▶ [Problem description]:
Look through the data below. Show each line where the string "with" occurs.

▶ [Extracted records]:
☆ ☆ ☆

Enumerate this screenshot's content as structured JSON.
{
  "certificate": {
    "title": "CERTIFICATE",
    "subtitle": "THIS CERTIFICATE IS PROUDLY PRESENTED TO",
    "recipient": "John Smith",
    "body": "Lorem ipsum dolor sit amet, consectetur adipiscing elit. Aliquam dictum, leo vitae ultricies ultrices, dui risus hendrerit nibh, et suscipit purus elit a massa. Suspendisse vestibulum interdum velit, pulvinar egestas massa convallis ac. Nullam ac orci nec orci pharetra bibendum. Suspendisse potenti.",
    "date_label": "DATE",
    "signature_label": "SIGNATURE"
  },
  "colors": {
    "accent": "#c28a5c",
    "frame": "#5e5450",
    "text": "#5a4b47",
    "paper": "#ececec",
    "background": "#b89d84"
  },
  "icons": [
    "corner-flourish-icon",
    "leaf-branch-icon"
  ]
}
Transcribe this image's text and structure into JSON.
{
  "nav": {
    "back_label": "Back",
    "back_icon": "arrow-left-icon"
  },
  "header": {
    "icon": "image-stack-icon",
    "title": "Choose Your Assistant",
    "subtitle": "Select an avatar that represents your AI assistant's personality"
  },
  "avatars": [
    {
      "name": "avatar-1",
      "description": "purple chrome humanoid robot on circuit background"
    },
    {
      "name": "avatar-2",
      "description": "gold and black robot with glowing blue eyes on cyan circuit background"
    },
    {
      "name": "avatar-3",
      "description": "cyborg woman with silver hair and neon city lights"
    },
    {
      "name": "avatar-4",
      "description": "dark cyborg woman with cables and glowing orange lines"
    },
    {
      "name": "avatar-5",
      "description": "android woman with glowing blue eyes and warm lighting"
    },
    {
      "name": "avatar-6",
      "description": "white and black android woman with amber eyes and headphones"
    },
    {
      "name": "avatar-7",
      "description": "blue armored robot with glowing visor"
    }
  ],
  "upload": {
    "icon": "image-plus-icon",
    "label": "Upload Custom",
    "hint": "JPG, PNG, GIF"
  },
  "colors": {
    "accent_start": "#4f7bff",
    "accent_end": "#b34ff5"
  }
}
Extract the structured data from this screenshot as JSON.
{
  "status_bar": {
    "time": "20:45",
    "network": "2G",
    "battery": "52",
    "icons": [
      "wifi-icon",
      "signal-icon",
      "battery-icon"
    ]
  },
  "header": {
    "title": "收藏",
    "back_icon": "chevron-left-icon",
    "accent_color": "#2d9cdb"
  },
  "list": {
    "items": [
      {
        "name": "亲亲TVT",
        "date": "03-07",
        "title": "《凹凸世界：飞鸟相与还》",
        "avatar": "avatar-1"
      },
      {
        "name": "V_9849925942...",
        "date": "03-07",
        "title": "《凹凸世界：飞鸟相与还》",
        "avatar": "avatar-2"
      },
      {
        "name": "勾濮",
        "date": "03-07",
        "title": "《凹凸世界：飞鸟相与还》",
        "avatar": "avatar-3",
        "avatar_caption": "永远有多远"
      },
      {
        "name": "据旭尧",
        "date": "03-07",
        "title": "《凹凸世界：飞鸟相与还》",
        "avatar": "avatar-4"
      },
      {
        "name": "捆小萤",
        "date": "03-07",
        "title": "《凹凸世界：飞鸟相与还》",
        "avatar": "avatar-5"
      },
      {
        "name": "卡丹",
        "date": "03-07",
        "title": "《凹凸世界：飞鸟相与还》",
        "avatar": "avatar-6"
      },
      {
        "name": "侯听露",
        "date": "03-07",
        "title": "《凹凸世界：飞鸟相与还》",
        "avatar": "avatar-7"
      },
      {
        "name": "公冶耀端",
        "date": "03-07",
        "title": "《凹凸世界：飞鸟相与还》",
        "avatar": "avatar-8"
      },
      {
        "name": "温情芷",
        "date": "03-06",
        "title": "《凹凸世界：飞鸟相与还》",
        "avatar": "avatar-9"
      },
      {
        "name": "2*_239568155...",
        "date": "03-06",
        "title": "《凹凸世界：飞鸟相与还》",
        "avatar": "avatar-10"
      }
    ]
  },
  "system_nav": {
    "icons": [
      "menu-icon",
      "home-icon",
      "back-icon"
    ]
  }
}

☆ ☆ ☆

▶ [Solution to this exercise]:
      "description": "gold and black robot with glowing blue eyes on cyan circuit background"
      "description": "cyborg woman with silver hair and neon city lights"
      "description": "dark cyborg woman with cables and glowing orange lines"
      "description": "android woman with glowing blue eyes and warm lighting"
      "description": "white and black android woman with amber eyes and headphones"
      "description": "blue armored robot with glowing visor"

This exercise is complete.